**Problem description:** All the entries need to be quoted exactly, apart from the pictures, which you should drop.

+---+

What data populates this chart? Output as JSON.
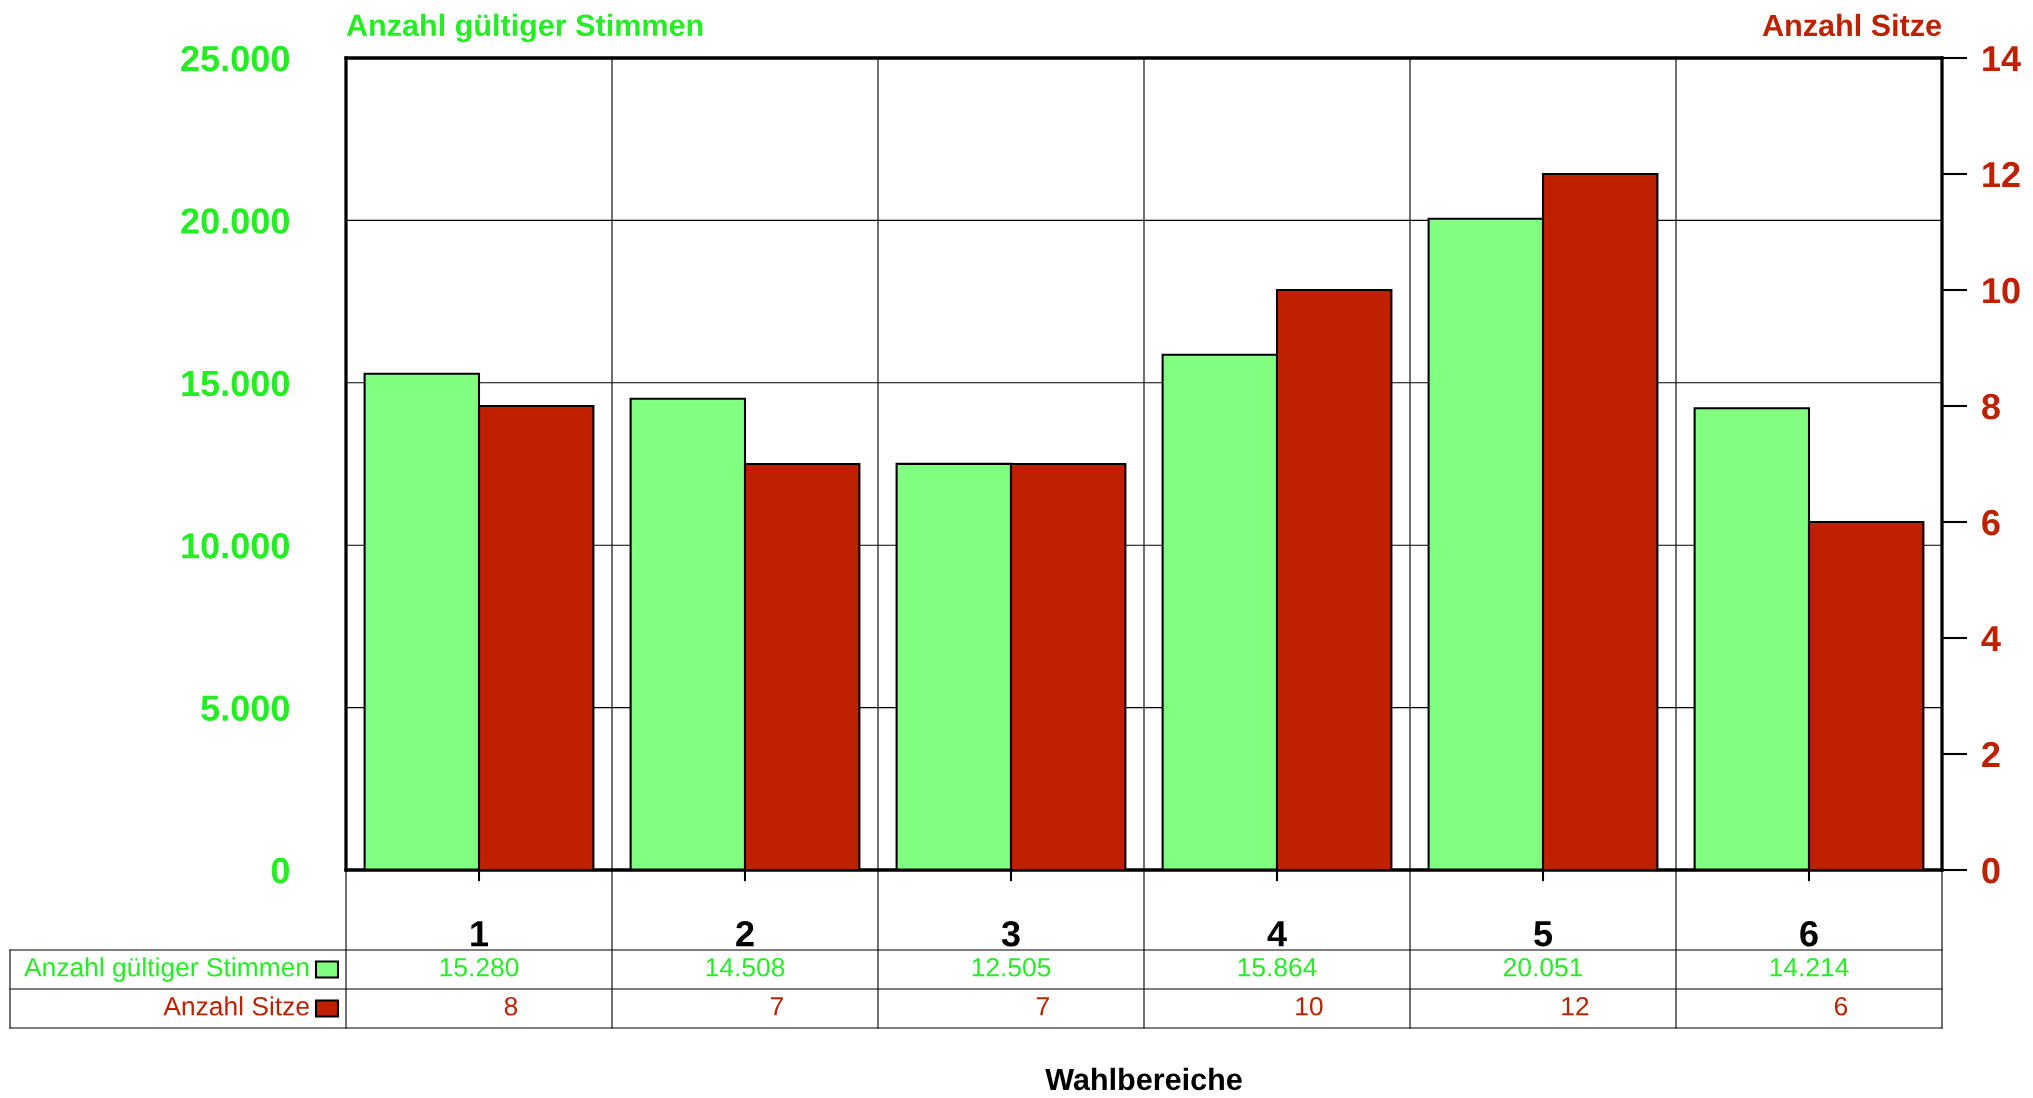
{
  "chart_data": {
    "type": "bar",
    "ylabel": "Anzahl gültiger Stimmen",
    "y2label": "Anzahl Sitze",
    "xlabel": "Wahlbereiche",
    "categories": [
      "1",
      "2",
      "3",
      "4",
      "5",
      "6"
    ],
    "series": [
      {
        "name": "Anzahl gültiger Stimmen",
        "color": "#80ff80",
        "axis": "y",
        "values": [
          15280,
          14508,
          12505,
          15864,
          20051,
          14214
        ],
        "value_labels": [
          "15.280",
          "14.508",
          "12.505",
          "15.864",
          "20.051",
          "14.214"
        ]
      },
      {
        "name": "Anzahl Sitze",
        "color": "#bf2000",
        "axis": "y2",
        "values": [
          8,
          7,
          7,
          10,
          12,
          6
        ],
        "value_labels": [
          "8",
          "7",
          "7",
          "10",
          "12",
          "6"
        ]
      }
    ],
    "ylim": [
      0,
      25000
    ],
    "yticks": [
      0,
      {
        "value": 5000,
        "label": "5.000"
      },
      {
        "value": 10000,
        "label": "10.000"
      },
      {
        "value": 15000,
        "label": "15.000"
      },
      {
        "value": 20000,
        "label": "20.000"
      },
      {
        "value": 25000,
        "label": "25.000"
      }
    ],
    "y2lim": [
      0,
      14
    ],
    "y2ticks": [
      0,
      2,
      4,
      6,
      8,
      10,
      12,
      14
    ],
    "grid": true,
    "legend": "bottom left"
  }
}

+---+

**Reply:**
What data populates this chart? Output as JSON.
{
  "chart_data": {
    "type": "bar",
    "ylabel": "Anzahl gültiger Stimmen",
    "y2label": "Anzahl Sitze",
    "xlabel": "Wahlbereiche",
    "categories": [
      "1",
      "2",
      "3",
      "4",
      "5",
      "6"
    ],
    "series": [
      {
        "name": "Anzahl gültiger Stimmen",
        "color": "#80ff80",
        "axis": "y",
        "values": [
          15280,
          14508,
          12505,
          15864,
          20051,
          14214
        ],
        "value_labels": [
          "15.280",
          "14.508",
          "12.505",
          "15.864",
          "20.051",
          "14.214"
        ]
      },
      {
        "name": "Anzahl Sitze",
        "color": "#bf2000",
        "axis": "y2",
        "values": [
          8,
          7,
          7,
          10,
          12,
          6
        ],
        "value_labels": [
          "8",
          "7",
          "7",
          "10",
          "12",
          "6"
        ]
      }
    ],
    "ylim": [
      0,
      25000
    ],
    "yticks": [
      0,
      {
        "value": 5000,
        "label": "5.000"
      },
      {
        "value": 10000,
        "label": "10.000"
      },
      {
        "value": 15000,
        "label": "15.000"
      },
      {
        "value": 20000,
        "label": "20.000"
      },
      {
        "value": 25000,
        "label": "25.000"
      }
    ],
    "y2lim": [
      0,
      14
    ],
    "y2ticks": [
      0,
      2,
      4,
      6,
      8,
      10,
      12,
      14
    ],
    "grid": true,
    "legend": "bottom left"
  }
}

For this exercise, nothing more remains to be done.